GIVEN REQUEST 1 ->
In the text passage on Vijay and the tower, what is Vijay using the properties of similar triangles to do? Answer in one sentence.

TEXT PASSAGE ->
/---

Q) Vijay is trying to find the average height of a tower near his house. He is using the properties of similar triangles. The height of Vijay’s house if 20m when Vijay’s house casts a shadow 10m long on the ground. At the same time, the tower casts a shadow 50m long on the ground and the house of Ajay casts 20m shadow on the ground.

Vijay is trying to find the average height of a tower near his house. CBSE board 2024 important questions

1. What is the height of the tower?
a) 20m                     b) 50m                     c) 100m                     d) 200m

2. What will be the length of the shadow of the tower when Vijay’s house casts a shadow of 12m?
a) 75m                     b) 50m                     c) 45m                     d) 60m

3. What is the height of Ajay’s house?
a) 30m                     b) 40m                     c) 50m                     d) 20m

4. When the tower casts a shadow of 40m, same time what will be the length of the shadow of Ajay’s house?
a) 16m                     b) 32m                     c) 20m                     d) 8m

5. When the tower casts a shadow of 40m, same time what will be the length of the shadow of Vijay’s house?

\---

THE RECORDS ->
/---

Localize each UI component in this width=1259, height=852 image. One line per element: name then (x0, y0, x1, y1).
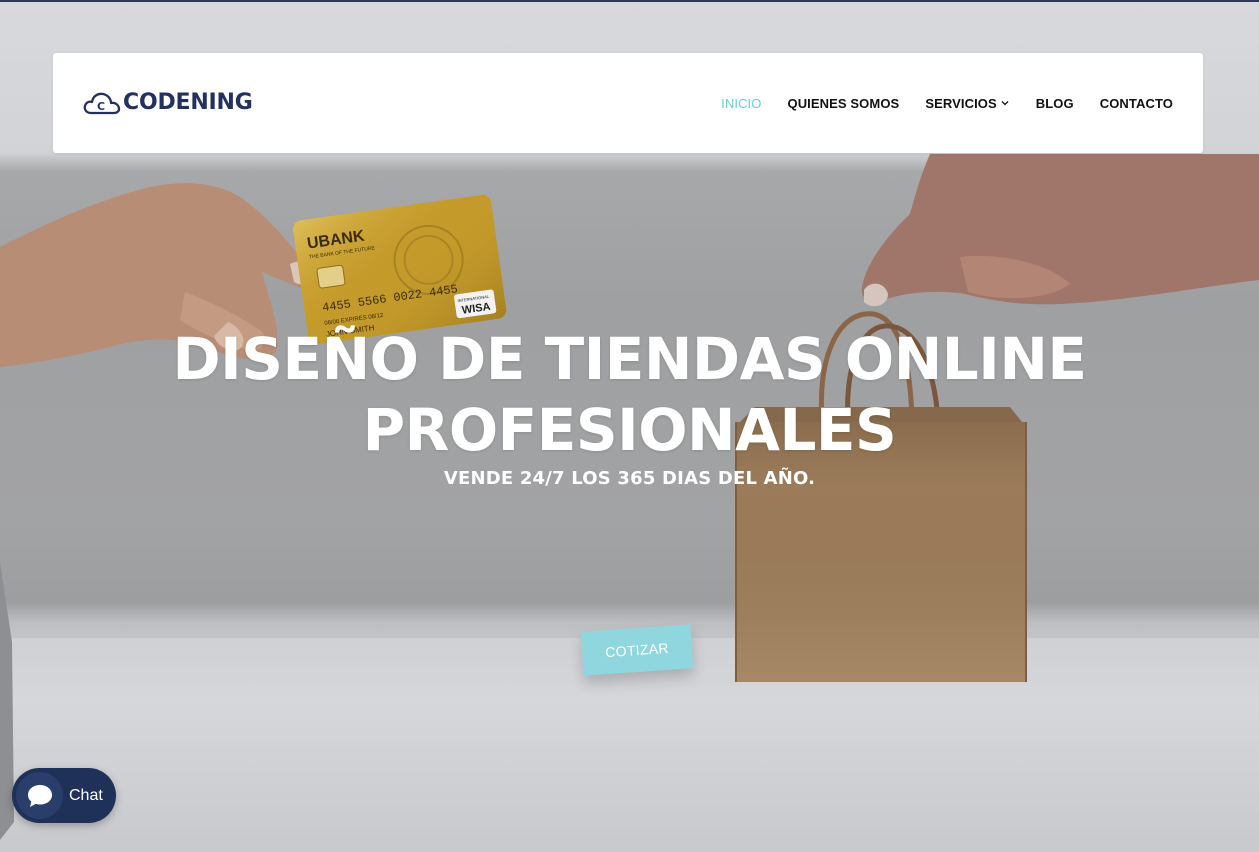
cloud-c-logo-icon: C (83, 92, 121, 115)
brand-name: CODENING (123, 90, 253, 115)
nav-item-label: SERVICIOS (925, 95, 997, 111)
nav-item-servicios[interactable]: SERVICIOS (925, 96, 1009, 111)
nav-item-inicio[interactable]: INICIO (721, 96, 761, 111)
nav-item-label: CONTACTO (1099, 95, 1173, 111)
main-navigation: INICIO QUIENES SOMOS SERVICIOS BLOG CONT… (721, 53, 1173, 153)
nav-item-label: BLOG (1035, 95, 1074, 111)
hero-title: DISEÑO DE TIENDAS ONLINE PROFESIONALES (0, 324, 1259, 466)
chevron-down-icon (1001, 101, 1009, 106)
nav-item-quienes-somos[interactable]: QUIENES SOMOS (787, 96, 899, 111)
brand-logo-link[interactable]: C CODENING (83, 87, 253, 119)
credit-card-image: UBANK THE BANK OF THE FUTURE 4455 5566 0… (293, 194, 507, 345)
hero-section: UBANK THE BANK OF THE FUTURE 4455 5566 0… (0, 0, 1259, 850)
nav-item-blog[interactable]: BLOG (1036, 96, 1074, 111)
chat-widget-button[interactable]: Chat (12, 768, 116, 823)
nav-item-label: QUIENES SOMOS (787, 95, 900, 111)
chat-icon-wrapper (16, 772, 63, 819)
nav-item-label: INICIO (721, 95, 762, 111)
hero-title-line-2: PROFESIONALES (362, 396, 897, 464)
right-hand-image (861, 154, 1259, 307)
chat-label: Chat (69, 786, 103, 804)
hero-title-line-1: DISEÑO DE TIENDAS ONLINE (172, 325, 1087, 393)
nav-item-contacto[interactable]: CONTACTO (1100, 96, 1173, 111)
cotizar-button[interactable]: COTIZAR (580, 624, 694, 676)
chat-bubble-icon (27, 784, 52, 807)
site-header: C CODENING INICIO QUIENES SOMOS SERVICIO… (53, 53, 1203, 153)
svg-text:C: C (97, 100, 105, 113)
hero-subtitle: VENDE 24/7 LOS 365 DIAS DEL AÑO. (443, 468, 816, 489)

\---
/---

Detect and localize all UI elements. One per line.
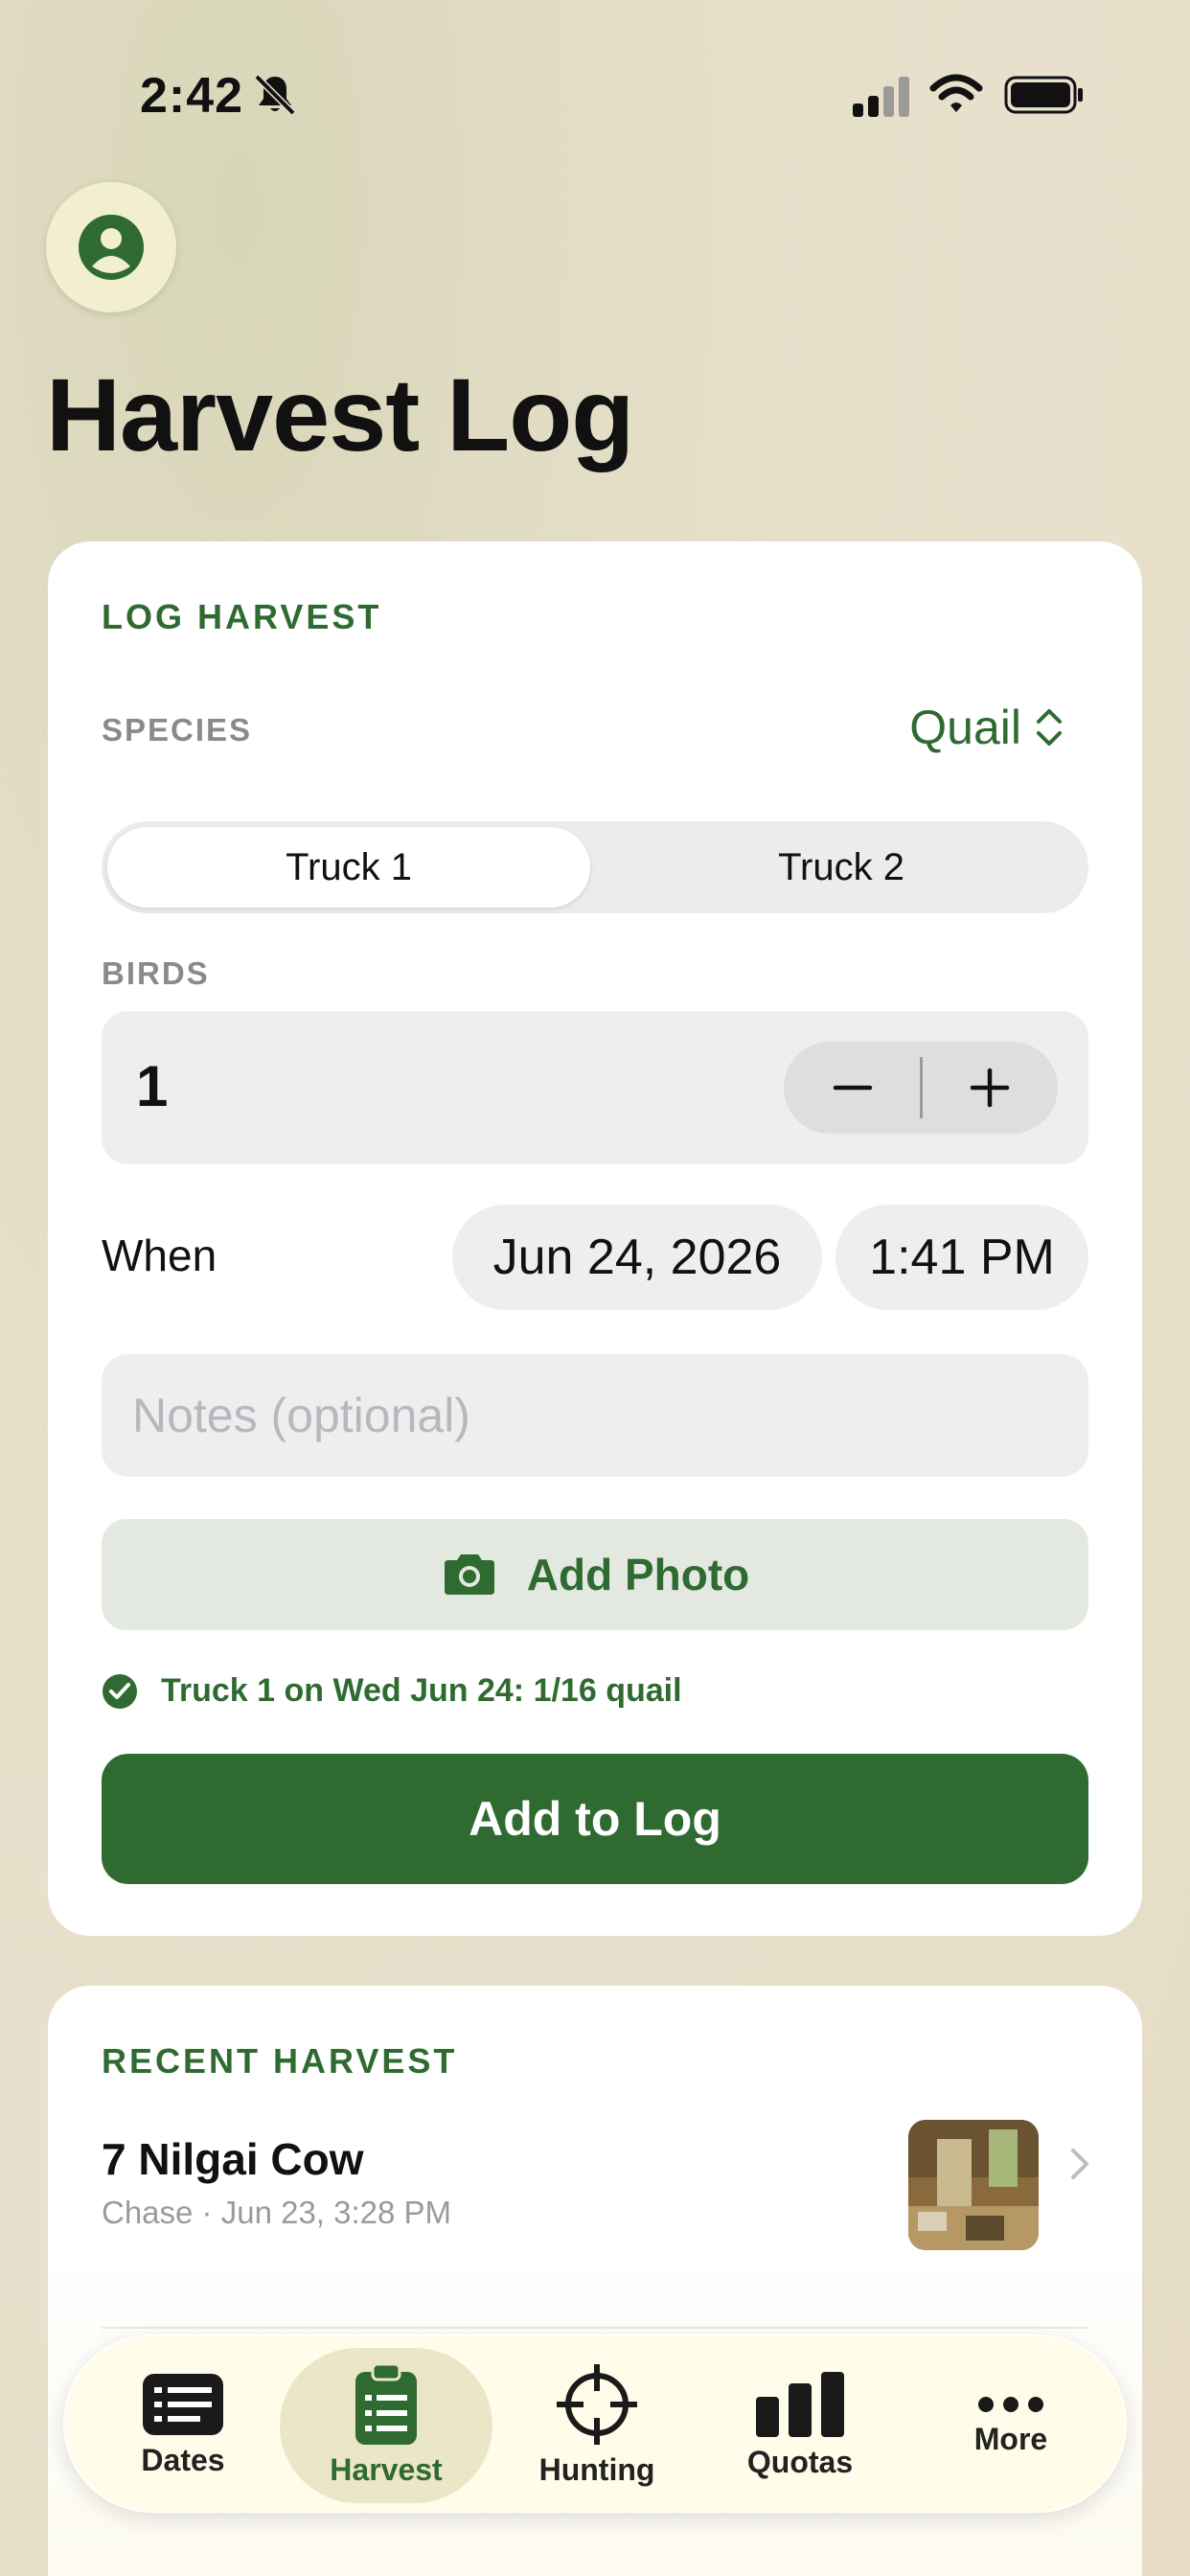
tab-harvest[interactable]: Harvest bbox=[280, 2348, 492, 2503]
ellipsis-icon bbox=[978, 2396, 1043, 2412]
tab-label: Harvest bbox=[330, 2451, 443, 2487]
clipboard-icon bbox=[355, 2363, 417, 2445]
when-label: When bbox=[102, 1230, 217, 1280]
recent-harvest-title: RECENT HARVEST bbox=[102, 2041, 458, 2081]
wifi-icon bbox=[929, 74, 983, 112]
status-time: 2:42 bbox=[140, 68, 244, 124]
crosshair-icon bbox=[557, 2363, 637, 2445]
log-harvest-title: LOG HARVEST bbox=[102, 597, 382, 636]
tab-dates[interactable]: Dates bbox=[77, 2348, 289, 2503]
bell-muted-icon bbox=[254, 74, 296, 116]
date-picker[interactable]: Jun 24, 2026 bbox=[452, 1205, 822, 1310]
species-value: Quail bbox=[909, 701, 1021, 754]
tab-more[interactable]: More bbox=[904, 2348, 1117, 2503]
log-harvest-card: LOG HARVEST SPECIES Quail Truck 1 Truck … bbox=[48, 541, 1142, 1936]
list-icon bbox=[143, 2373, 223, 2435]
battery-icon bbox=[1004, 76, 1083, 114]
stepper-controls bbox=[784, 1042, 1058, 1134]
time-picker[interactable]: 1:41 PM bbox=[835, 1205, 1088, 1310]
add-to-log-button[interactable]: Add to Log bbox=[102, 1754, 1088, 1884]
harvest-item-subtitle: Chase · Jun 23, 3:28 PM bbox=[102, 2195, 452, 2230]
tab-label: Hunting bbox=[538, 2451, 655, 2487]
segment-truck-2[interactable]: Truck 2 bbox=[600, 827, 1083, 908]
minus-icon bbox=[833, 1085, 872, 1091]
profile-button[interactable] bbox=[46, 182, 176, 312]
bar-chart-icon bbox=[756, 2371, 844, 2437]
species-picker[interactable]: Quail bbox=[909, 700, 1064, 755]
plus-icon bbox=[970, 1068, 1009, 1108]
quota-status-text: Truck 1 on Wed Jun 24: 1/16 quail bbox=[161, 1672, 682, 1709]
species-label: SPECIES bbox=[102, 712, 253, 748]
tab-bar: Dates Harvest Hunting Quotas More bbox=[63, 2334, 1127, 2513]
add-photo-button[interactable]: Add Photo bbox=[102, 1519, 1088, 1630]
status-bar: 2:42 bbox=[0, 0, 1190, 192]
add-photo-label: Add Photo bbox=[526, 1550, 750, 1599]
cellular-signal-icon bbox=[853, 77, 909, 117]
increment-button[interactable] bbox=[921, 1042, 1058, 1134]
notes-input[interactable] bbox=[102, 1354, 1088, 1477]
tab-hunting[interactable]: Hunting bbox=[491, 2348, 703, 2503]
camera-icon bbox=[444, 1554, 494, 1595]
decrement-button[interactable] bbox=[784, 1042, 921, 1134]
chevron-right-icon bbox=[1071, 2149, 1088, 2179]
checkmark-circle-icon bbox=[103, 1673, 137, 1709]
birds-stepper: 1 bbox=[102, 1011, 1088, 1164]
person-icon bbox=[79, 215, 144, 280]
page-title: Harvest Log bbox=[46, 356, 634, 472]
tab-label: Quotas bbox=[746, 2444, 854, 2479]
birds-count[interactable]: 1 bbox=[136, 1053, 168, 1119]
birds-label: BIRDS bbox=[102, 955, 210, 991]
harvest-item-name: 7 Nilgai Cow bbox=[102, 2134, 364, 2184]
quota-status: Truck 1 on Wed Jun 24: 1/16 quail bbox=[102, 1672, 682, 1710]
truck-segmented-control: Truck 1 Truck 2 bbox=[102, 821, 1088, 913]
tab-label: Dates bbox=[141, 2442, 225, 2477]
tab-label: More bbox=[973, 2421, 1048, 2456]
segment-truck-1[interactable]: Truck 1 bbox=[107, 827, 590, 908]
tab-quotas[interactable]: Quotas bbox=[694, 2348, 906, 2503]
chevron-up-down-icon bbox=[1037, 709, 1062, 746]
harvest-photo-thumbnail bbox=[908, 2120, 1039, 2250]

\---

GIVEN REQUEST 2 ->
Rewrite the lines of the first block of entries that run from the line holding "cloud-c-logo-icon: C (83, 92, 121, 115)" through the line holding "chevron-down-icon (1001, 101, 1009, 106)", inclusive. Change "nav-item-label" to "nav-link-text" wherever it appears and leave everything else unchanged.

EXERCISE RESPONSE 1 ->
Vijay is using the properties of similar triangles to find the average height of a tower near his house.

EXERCISE RESPONSE 2 ->
cloud-c-logo-icon: C (83, 92, 121, 115)
brand-name: CODENING (123, 90, 253, 115)
nav-link-text: SERVICIOS (925, 95, 997, 111)
nav-item-servicios[interactable]: SERVICIOS (925, 96, 1009, 111)
nav-item-inicio[interactable]: INICIO (721, 96, 761, 111)
nav-link-text: CONTACTO (1099, 95, 1173, 111)
main-navigation: INICIO QUIENES SOMOS SERVICIOS BLOG CONT… (721, 53, 1173, 153)
nav-link-text: BLOG (1035, 95, 1074, 111)
hero-title: DISEÑO DE TIENDAS ONLINE PROFESIONALES (0, 324, 1259, 466)
chevron-down-icon (1001, 101, 1009, 106)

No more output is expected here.